[Start MATERIALS PROVIDED]

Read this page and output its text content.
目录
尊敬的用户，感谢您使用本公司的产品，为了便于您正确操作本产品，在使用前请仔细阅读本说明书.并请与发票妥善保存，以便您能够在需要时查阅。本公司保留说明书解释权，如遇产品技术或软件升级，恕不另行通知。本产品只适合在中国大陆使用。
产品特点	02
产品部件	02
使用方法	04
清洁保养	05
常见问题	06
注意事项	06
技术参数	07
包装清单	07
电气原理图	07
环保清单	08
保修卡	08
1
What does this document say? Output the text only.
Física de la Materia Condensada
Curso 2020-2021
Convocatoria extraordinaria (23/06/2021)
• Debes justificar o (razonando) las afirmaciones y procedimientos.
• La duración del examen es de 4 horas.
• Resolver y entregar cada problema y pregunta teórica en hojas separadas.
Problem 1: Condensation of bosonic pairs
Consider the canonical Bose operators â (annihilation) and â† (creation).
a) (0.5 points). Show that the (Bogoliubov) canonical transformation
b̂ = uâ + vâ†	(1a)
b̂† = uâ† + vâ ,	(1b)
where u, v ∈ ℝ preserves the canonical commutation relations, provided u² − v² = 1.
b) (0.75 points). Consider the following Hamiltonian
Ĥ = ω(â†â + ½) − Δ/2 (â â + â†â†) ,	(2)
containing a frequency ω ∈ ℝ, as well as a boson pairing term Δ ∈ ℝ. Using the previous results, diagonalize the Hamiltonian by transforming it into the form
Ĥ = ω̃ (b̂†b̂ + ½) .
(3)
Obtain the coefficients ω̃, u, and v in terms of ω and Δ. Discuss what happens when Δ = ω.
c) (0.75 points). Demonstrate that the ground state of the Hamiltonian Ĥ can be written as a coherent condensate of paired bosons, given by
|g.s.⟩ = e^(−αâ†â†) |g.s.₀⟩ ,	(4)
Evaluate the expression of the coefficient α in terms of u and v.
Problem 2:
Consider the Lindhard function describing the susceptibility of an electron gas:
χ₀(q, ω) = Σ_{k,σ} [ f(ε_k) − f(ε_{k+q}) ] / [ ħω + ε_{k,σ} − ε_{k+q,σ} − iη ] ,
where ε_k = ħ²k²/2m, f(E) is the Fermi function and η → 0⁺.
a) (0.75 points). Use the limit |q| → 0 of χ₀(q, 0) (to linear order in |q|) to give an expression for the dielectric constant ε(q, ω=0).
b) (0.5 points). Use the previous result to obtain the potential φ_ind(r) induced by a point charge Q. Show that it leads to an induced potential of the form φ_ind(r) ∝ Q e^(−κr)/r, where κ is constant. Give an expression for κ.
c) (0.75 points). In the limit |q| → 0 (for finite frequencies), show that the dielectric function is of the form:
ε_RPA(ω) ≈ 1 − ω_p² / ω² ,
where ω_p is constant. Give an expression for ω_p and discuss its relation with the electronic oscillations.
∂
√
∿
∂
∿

[End MATERIALS PROVIDED]

Write out every entry above, word for word.

◆ SOLUTION TO THE PROBLEM
Read this page and output its text content.
目录
尊敬的用户，感谢您使用本公司的产品，为了便于您正确操作本产品，在使用前请仔细阅读本说明书.并请与发票妥善保存，以便您能够在需要时查阅。本公司保留说明书解释权，如遇产品技术或软件升级，恕不另行通知。本产品只适合在中国大陆使用。
产品特点	02
产品部件	02
使用方法	04
清洁保养	05
常见问题	06
注意事项	06
技术参数	07
包装清单	07
电气原理图	07
环保清单	08
保修卡	08
1
What does this document say? Output the text only.
Física de la Materia Condensada
Curso 2020-2021
Convocatoria extraordinaria (23/06/2021)
• Debes justificar o (razonando) las afirmaciones y procedimientos.
• La duración del examen es de 4 horas.
• Resolver y entregar cada problema y pregunta teórica en hojas separadas.
Problem 1: Condensation of bosonic pairs
Consider the canonical Bose operators â (annihilation) and â† (creation).
a) (0.5 points). Show that the (Bogoliubov) canonical transformation
b̂ = uâ + vâ†	(1a)
b̂† = uâ† + vâ ,	(1b)
where u, v ∈ ℝ preserves the canonical commutation relations, provided u² − v² = 1.
b) (0.75 points). Consider the following Hamiltonian
Ĥ = ω(â†â + ½) − Δ/2 (â â + â†â†) ,	(2)
containing a frequency ω ∈ ℝ, as well as a boson pairing term Δ ∈ ℝ. Using the previous results, diagonalize the Hamiltonian by transforming it into the form
Ĥ = ω̃ (b̂†b̂ + ½) .
(3)
Obtain the coefficients ω̃, u, and v in terms of ω and Δ. Discuss what happens when Δ = ω.
c) (0.75 points). Demonstrate that the ground state of the Hamiltonian Ĥ can be written as a coherent condensate of paired bosons, given by
|g.s.⟩ = e^(−αâ†â†) |g.s.₀⟩ ,	(4)
Evaluate the expression of the coefficient α in terms of u and v.
Problem 2:
Consider the Lindhard function describing the susceptibility of an electron gas:
χ₀(q, ω) = Σ_{k,σ} [ f(ε_k) − f(ε_{k+q}) ] / [ ħω + ε_{k,σ} − ε_{k+q,σ} − iη ] ,
where ε_k = ħ²k²/2m, f(E) is the Fermi function and η → 0⁺.
a) (0.75 points). Use the limit |q| → 0 of χ₀(q, 0) (to linear order in |q|) to give an expression for the dielectric constant ε(q, ω=0).
b) (0.5 points). Use the previous result to obtain the potential φ_ind(r) induced by a point charge Q. Show that it leads to an induced potential of the form φ_ind(r) ∝ Q e^(−κr)/r, where κ is constant. Give an expression for κ.
c) (0.75 points). In the limit |q| → 0 (for finite frequencies), show that the dielectric function is of the form:
ε_RPA(ω) ≈ 1 − ω_p² / ω² ,
where ω_p is constant. Give an expression for ω_p and discuss its relation with the electronic oscillations.
∂
√
∿
∂
∿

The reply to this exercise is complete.